Repeat the material exactly, leaving nothing out.

• **SUPPLIED MATERIAL**:
——————————
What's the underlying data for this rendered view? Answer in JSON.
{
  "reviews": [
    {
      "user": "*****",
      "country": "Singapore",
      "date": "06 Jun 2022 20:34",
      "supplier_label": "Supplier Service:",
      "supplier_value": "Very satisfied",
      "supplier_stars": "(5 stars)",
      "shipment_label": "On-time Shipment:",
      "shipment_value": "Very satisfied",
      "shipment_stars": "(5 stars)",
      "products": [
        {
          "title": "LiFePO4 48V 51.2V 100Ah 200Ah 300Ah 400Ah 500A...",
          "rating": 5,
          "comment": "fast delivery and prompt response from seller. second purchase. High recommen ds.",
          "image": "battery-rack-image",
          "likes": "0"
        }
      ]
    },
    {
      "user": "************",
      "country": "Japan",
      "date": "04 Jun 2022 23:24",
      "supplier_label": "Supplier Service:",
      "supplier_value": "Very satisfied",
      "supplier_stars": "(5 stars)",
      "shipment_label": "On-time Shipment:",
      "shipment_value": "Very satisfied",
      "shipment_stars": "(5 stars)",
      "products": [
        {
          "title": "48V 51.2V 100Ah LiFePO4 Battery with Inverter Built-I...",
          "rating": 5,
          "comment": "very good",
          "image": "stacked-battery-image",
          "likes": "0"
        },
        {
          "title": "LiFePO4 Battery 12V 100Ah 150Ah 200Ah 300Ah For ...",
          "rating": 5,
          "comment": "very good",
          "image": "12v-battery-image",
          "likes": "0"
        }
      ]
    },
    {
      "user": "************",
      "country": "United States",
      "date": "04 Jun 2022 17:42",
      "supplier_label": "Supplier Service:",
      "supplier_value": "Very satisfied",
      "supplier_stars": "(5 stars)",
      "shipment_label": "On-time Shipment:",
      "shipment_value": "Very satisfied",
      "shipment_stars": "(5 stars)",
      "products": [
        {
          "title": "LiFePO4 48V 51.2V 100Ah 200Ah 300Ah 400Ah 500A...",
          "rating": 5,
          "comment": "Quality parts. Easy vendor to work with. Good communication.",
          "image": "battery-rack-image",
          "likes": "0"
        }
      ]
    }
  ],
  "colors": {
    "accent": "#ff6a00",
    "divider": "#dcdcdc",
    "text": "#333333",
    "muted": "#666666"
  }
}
——————————
• **ANSWER**:
What's the underlying data for this rendered view? Answer in JSON.
{
  "reviews": [
    {
      "user": "*****",
      "country": "Singapore",
      "date": "06 Jun 2022 20:34",
      "supplier_label": "Supplier Service:",
      "supplier_value": "Very satisfied",
      "supplier_stars": "(5 stars)",
      "shipment_label": "On-time Shipment:",
      "shipment_value": "Very satisfied",
      "shipment_stars": "(5 stars)",
      "products": [
        {
          "title": "LiFePO4 48V 51.2V 100Ah 200Ah 300Ah 400Ah 500A...",
          "rating": 5,
          "comment": "fast delivery and prompt response from seller. second purchase. High recommen ds.",
          "image": "battery-rack-image",
          "likes": "0"
        }
      ]
    },
    {
      "user": "************",
      "country": "Japan",
      "date": "04 Jun 2022 23:24",
      "supplier_label": "Supplier Service:",
      "supplier_value": "Very satisfied",
      "supplier_stars": "(5 stars)",
      "shipment_label": "On-time Shipment:",
      "shipment_value": "Very satisfied",
      "shipment_stars": "(5 stars)",
      "products": [
        {
          "title": "48V 51.2V 100Ah LiFePO4 Battery with Inverter Built-I...",
          "rating": 5,
          "comment": "very good",
          "image": "stacked-battery-image",
          "likes": "0"
        },
        {
          "title": "LiFePO4 Battery 12V 100Ah 150Ah 200Ah 300Ah For ...",
          "rating": 5,
          "comment": "very good",
          "image": "12v-battery-image",
          "likes": "0"
        }
      ]
    },
    {
      "user": "************",
      "country": "United States",
      "date": "04 Jun 2022 17:42",
      "supplier_label": "Supplier Service:",
      "supplier_value": "Very satisfied",
      "supplier_stars": "(5 stars)",
      "shipment_label": "On-time Shipment:",
      "shipment_value": "Very satisfied",
      "shipment_stars": "(5 stars)",
      "products": [
        {
          "title": "LiFePO4 48V 51.2V 100Ah 200Ah 300Ah 400Ah 500A...",
          "rating": 5,
          "comment": "Quality parts. Easy vendor to work with. Good communication.",
          "image": "battery-rack-image",
          "likes": "0"
        }
      ]
    }
  ],
  "colors": {
    "accent": "#ff6a00",
    "divider": "#dcdcdc",
    "text": "#333333",
    "muted": "#666666"
  }
}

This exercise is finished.